--- begin MATERIAL FOR THIS EXERCISE ---

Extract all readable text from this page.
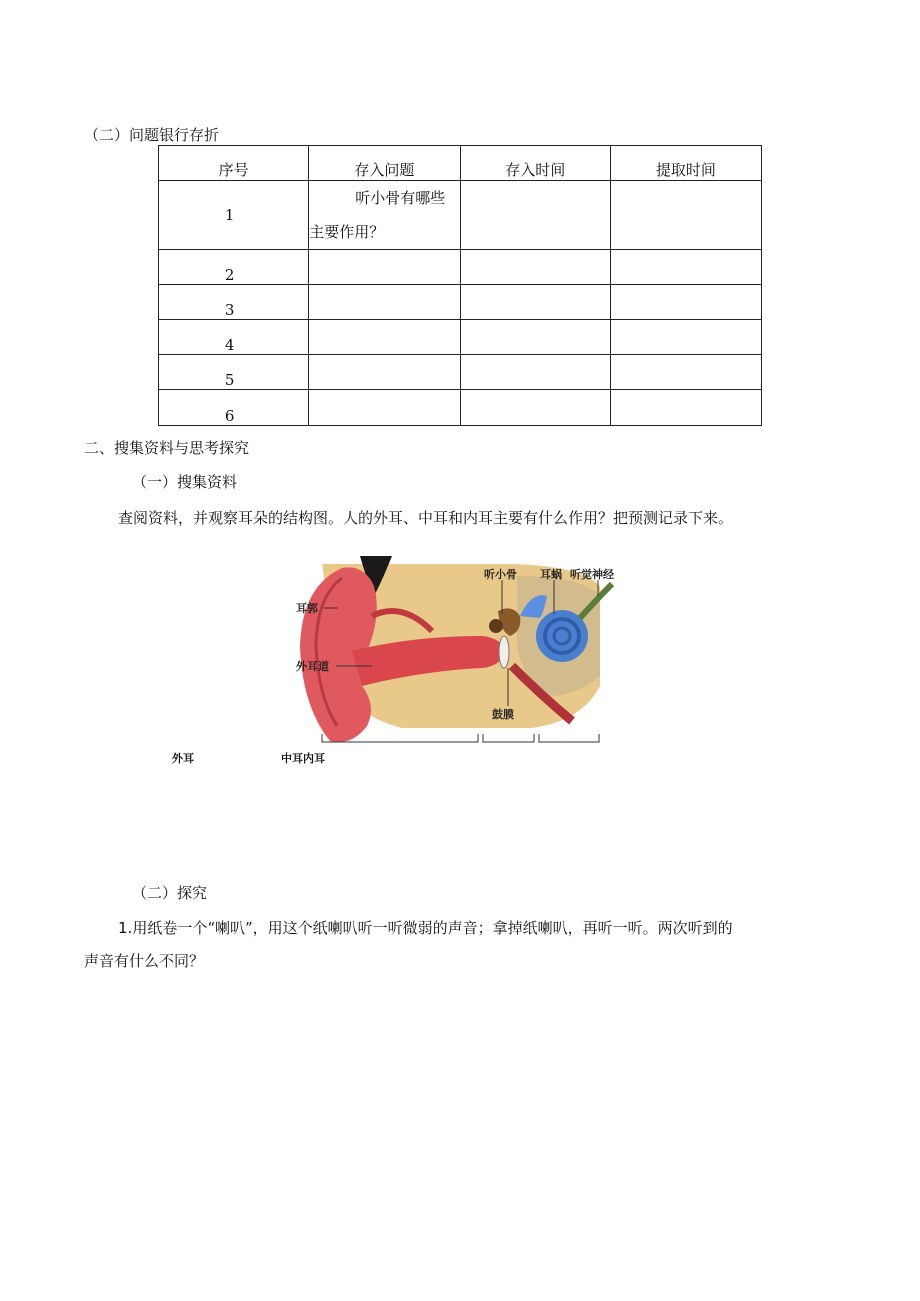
（二）问题银行存折
序号	存入问题	存入时间	提取时间
1	听小骨有哪些
主要作用？		
2			
3			
4			
5			
6			
二、搜集资料与思考探究
（一）搜集资料
查阅资料，并观察耳朵的结构图。人的外耳、中耳和内耳主要有什么作用？把预测记录下来。
耳郭
外耳道
听小骨 耳蜗 听觉神经
鼓膜
外耳	中耳内耳
（二）探究
1.用纸卷一个“喇叭”，用这个纸喇叭听一听微弱的声音；拿掉纸喇叭，再听一听。两次听到的
声音有什么不同？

--- end MATERIAL FOR THIS EXERCISE ---

- _WHAT IS EXPECTED_
Copy all the entries word for word. Omit any pictures.

- _EXERCISE RESPONSE_
Extract all readable text from this page.
（二）问题银行存折
序号	存入问题	存入时间	提取时间
1	听小骨有哪些
主要作用？		
2			
3			
4			
5			
6			
二、搜集资料与思考探究
（一）搜集资料
查阅资料，并观察耳朵的结构图。人的外耳、中耳和内耳主要有什么作用？把预测记录下来。
耳郭
外耳道
听小骨 耳蜗 听觉神经
鼓膜
外耳	中耳内耳
（二）探究
1.用纸卷一个“喇叭”，用这个纸喇叭听一听微弱的声音；拿掉纸喇叭，再听一听。两次听到的
声音有什么不同？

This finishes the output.